[EXTRACT TO READ]
● ● ● ●
They might be relevant if you’re writing about the upcoming Olympics. So really, you have to find something to hook into with stats. Otherwise, as a standalone stat, often, they’re not newsworthy, there’s nothing that we haven’t researched this some of the time we haven’t researched it, we’re using somebody else’s data and just collating it.

So we can’t really go out there and outreach as our own. But if there’s a, something to hook into with it, then for sure, sending it out there, getting that flywheel going so you can start to build the links, your rankings go up as a result, and then you become a go to resource on the search that can very much help, but you have to find a way of doing it.

Vince: And so it’s a matter of, like, say, for this upcoming, the France tourism one, it’s a matter of, like, maybe finding five or six key stats or something and throwing those to a journalist that might, tie into a story about the Olympics. Yeah.

Are you pitching the whole post? You’re not putting together like a infographic with all the stats on them or something. 

Darren: No. I mean, on the pages that we publish anyway, for these ones we’ve always got a key stats section because, if you’re a journalist you jump on this page.

Yeah. Yeah. Yeah. Straight away, key stats, here’s, this one, and then they can use it and away they got methodologies down there if they want to check it out, but and effectively you can copy and paste those key stats stick it in an outreach post, with, hey, I saw your stuff. I know you’re, you might be writing about that, personalize it in this instance to, to make it connect.

And then you can, paste your stats and away you go. And then. It might not be an immediate thing with the outreach of these types of pages with a creative campaign you want in an hour if you get a response back from a journalist, fantastic, you’re probably not going to get that with a stats page.

It’s more like, okay, I might write something in a week. I’ll store that post from Darren there, and then I’ll come back to it. That’s probably more the way that’s going to work.

And do you keep track of those?

Darren: Yeah, for sure. I mean, Buzzstream. You guys, I mean, obviously using your platform, you can see When somebody opened it, when was the last time you sent the email and so on and so forth.

So you just kind of tracking it in this, in the same way that you would have created campaign. But then obviously you’re still doing brand searches around your client to see what’s going live. And then lo and behold, you’ll start to see some front tourism stats being used.

Vince: Yeah, it makes total sense.

I want to jump to another piece that I saw that you guys did.

I’m looking at these pieces and that same mindset you’re talking about, like, how did they do this? Like, how can other people do that? What can you take from this? So this was a really interesting post that you guys did on dementia, people with dementia and how they see the world.
● ● ● ●
[RECORDED DATA]
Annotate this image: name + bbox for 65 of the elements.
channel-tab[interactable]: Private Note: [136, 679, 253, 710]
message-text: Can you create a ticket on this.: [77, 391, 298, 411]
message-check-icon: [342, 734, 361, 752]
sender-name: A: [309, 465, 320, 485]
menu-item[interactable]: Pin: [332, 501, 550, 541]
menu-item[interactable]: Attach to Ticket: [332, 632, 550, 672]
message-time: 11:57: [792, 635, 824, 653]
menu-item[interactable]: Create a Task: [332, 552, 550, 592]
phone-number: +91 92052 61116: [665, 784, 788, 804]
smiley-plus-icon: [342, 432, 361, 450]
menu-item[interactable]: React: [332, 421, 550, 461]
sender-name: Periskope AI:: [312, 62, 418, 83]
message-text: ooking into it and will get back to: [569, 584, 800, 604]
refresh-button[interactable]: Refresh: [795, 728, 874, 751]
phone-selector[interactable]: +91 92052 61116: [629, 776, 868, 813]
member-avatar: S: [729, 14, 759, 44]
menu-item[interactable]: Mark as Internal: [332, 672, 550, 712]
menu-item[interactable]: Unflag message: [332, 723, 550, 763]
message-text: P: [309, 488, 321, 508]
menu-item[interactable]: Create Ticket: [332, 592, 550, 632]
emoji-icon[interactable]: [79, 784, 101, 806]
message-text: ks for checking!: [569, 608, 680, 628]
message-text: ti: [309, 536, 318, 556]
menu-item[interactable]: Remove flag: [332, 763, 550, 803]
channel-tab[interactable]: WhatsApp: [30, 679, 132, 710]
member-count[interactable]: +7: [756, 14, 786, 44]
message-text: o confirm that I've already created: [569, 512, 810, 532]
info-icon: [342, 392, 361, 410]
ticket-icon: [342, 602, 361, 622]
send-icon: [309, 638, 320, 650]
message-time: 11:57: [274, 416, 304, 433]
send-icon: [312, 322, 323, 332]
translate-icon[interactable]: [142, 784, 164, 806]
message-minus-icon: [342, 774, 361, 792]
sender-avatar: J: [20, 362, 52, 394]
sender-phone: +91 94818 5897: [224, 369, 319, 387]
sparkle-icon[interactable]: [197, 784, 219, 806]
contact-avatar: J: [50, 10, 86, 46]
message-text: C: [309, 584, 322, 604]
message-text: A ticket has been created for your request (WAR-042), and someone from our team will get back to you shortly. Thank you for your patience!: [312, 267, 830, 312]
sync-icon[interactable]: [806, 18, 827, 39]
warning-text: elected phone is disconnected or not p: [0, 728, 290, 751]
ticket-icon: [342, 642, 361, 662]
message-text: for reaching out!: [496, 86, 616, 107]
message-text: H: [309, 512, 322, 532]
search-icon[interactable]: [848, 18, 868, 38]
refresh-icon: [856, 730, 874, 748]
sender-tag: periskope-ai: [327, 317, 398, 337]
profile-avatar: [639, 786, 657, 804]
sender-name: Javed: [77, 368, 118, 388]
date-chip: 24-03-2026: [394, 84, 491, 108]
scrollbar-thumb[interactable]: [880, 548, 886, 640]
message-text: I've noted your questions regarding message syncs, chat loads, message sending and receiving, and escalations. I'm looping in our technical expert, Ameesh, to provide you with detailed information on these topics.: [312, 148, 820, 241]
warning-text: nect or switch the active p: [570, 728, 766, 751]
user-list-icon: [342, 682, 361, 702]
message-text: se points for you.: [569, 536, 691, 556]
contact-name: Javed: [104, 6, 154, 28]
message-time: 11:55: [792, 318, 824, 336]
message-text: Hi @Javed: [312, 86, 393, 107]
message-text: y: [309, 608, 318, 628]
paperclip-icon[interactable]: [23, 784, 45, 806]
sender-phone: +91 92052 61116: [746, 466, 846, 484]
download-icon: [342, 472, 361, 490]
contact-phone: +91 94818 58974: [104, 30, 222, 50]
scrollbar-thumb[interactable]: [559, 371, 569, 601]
● ● ● ●
[WORK TO COMPLETE]
**a)** Sum up the conversation about pitching stats pages to journalists in two sentences.
**b)** Carry on the conversation about pitching stats pages to journalists, starting right after its last sentence.
The material comes from a separate source and has nothing to do with the text.

[PER-TASK OUTPUTS]
**a)** A stats page is rarely newsworthy by itself and needs a hook such as the upcoming Olympics, so its key stats section can be pasted into a personalized pitch that a journalist might use a week or more later. Outreach is tracked with Buzzstream, and brand searches around the client show when the stats get used, before Vince moves on to a post about how people with dementia see the world.

**b)**
And it was this really creative idea. The way that you had it kind of set up, it was like this photographic interactive slider where you can kind of see, like, this is what Normal person looks, this is what someone struggling with dementia, how they would see, dots on a wall look like ants or something.

So I want to dig a little bit deeper into something like this, but let’s start with like, where does a creative idea like that come from? Because that is again, like a little outside of the box.

Darren: Yeah, it’s a hard one to break down, right? Because that’s what ultimately you don’t know. But Like we were talking about earlier, I think it’s just repurposing.

Years ago, I was involved in a campaign that we did, which had that slider element to it. So once you’ve done that and you’ve had success with it, you start to look for other opportunities that are along a similar vein, right?

That one was called Life Without Beans. So we did a campaign for a client where they were heavily involved in bee sustainability.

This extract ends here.